=== PAGE EXCERPT ===
Ecosystem and Library Support

This is where the comparison becomes lopsided. Tokio dominates the Rust async ecosystem. Libraries like hyper, axum, tonic, reqwest, sqlx, and rdkafka are built on top of Tokio or require a Tokio runtime. If you pick async-std, you may find that critical dependencies either do not support it or require compatibility layers.

The async-compat crate can bridge the gap by running Tokio-dependent futures on an async-std runtime, but this adds complexity and can introduce subtle bugs.

// Using async-compat to run Tokio code on async-std
use async_compat::Compat;
use async_std::task;

fn main() {
    task::block_on(async {
        // Wrap Tokio-dependent code
        let body = Compat::new(async {
            let resp = reqwest::get("https://httpbin.org/get").await.unwrap();
            resp.text().await.unwrap()
        })
        .await;

        println!("Body length: {}", body.len());
    });
}

This works but is not ideal for production systems where you want a single, consistent runtime.

Performance Comparison

Benchmarks vary by workload, but the general findings are:

Throughput: Tokio’s work-stealing scheduler is heavily optimized and generally handles high-connection-count scenarios (10k+ concurrent connections) more efficiently. async-std performs well for moderate loads but has not received the same level of optimization effort.

Latency: Both runtimes deliver sub-millisecond task scheduling latency for typical workloads. Tokio’s io_uring support (via tokio-uring) gives it an edge on Linux for I/O-heavy applications.
===
## WORK ORDER 1
In the Tokio and async-std comparison, which crate can run Tokio-dependent futures on an async-std runtime?
## WORK ORDER 2
Duplicate everything in the Tokio and async-std comparison from "Performance Comparison" down to "of optimization effort.".
## WORK ORDER 3
Extend the Tokio and async-std comparison past its final sentence with the next part of the text.
=== THE DATA ===
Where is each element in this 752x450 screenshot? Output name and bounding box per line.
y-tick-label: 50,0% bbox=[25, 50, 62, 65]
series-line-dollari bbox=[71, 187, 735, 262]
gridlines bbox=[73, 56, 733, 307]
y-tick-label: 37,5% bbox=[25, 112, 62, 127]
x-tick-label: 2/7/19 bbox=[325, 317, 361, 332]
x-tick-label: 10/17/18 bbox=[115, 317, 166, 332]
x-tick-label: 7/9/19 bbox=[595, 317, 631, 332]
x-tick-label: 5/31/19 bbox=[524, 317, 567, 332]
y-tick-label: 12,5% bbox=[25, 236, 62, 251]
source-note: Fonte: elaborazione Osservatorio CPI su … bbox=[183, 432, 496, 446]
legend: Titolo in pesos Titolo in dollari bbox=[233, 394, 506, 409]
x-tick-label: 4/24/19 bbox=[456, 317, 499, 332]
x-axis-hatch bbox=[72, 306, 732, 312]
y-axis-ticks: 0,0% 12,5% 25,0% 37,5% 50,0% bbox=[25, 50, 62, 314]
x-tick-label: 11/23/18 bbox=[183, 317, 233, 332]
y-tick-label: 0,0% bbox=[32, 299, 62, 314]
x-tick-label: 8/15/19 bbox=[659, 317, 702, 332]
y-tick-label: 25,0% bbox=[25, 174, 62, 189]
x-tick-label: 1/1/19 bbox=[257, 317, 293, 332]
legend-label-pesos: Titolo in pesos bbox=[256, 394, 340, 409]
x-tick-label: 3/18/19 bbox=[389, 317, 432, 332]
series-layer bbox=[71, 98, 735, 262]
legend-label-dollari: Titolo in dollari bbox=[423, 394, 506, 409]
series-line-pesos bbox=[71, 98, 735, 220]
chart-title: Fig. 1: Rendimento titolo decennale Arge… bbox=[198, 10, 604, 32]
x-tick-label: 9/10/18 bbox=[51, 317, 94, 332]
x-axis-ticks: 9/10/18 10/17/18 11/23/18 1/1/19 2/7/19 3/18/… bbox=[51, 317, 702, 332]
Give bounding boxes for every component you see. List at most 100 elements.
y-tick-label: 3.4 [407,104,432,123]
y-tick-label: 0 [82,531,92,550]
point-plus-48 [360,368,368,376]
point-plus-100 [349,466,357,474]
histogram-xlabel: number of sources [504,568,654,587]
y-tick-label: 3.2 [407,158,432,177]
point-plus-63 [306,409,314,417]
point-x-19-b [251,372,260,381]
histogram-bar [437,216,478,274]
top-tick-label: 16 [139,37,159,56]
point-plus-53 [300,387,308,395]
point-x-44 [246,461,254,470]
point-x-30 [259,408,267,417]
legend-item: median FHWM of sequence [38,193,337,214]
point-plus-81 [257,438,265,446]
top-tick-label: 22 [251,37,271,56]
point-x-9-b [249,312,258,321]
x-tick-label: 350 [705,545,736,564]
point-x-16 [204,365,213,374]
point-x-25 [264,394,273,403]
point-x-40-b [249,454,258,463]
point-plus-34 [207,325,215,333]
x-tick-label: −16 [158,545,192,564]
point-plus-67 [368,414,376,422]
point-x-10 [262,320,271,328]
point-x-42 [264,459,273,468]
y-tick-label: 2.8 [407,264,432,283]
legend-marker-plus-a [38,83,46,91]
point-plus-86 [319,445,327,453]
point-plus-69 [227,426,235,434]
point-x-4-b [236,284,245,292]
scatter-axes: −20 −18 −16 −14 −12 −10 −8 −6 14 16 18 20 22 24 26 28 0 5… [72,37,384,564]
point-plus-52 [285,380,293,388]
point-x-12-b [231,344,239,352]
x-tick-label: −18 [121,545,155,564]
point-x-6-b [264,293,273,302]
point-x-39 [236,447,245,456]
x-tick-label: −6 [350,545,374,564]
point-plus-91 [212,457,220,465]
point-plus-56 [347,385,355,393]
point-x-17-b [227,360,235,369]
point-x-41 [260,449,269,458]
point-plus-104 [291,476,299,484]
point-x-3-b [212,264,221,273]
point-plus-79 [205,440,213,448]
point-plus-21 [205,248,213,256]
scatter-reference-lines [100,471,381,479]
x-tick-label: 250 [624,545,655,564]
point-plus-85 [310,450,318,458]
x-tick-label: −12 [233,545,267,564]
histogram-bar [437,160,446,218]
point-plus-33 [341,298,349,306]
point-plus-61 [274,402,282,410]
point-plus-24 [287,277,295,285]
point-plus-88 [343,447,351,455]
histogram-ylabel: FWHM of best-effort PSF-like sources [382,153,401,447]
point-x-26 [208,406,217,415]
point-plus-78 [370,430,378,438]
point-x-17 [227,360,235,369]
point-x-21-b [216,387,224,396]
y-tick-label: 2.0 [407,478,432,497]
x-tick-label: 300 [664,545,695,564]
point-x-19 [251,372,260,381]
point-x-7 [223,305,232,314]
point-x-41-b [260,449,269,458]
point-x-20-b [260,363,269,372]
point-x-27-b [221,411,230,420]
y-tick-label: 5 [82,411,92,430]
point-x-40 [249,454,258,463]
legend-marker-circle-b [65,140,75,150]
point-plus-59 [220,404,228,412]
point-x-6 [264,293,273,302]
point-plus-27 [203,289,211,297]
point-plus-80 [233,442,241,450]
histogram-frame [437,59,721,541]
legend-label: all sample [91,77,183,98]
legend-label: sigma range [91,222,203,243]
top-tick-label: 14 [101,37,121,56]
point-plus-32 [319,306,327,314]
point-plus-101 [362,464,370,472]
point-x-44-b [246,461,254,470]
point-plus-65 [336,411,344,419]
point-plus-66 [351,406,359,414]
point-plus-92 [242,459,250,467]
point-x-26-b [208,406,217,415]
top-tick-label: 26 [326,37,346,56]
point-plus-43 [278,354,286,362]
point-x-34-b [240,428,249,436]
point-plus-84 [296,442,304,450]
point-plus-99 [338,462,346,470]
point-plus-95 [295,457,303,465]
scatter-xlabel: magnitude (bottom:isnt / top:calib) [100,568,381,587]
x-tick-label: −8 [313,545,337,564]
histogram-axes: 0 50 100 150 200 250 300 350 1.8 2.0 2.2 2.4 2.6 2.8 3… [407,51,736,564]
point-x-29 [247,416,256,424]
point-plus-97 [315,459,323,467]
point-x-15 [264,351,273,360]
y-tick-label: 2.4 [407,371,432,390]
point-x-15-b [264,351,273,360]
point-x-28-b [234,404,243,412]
===
## TASK ANSWER 1
The async-compat crate.

## TASK ANSWER 2
Performance Comparison

Benchmarks vary by workload, but the general findings are:

Throughput: Tokio’s work-stealing scheduler is heavily optimized and generally handles high-connection-count scenarios (10k+ concurrent connections) more efficiently. async-std performs well for moderate loads but has not received the same level of optimization effort.

## TASK ANSWER 3
Memory: async-std’s lazy thread spawning can result in lower memory usage under light load. Tokio pre-allocates its thread pool, which provides more predictable performance but uses more memory at idle.

For most applications, the performance difference is not the deciding factor. Ecosystem compatibility and API preferences matter more.

Configuration and Tuning

Tokio gives you fine-grained control over the runtime:

use tokio::runtime::Builder;

fn main() {
    let runtime = Builder::new_multi_thread()
        .worker_threads(4)
        .thread_name("my-worker")
        .thread_stack_size(3 * 1024 * 1024)
        .enable_all()
        .build()
        .unwrap();

    runtime.block_on(async {
        println!("Running on custom runtime");
    });
}

You can also create a single-threaded runtime with Builder::new_current_thread(), which is useful for testing or embedded scenarios.

async-std provides less configuration. Its global executor is initialized once and manages threads automatically. This simplicity is a feature if you do not need tuning, but a limitation if you do.

When to Choose Tokio

Pick Tokio when your project depends on libraries from the broader Tokio ecosystem (which covers most production Rust web services), when you need fine-grained runtime configuration, or when you are building a high-performance networked service that demands the most optimized scheduler available.

When to Choose async-std

Pick async-std when you value API simplicity and want async code that looks like synchronous standard library code, when you are building a smaller project with minimal external dependencies, or when you are teaching async Rust and want to reduce cognitive overhead.

Migration Between Runtimes

Migrating between runtimes is possible but not trivial. The main challenges are replacing runtime-specific types (channels, timers, I/O types) and ensuring all transitive dependencies are compatible. Using runtime-agnostic abstractions from the futures crate for core logic can reduce coupling.

// Runtime-agnostic code using the futures crate
use futures::stream::{self, StreamExt};

async fn process_items(items: Vec<i32>) -> Vec<i32> {
    stream::iter(items)
        .map(|x| async move { x * 2 })
        .buffer_unordered(4)
        .collect()
        .await
}

This function works with either runtime because it depends only on the futures crate.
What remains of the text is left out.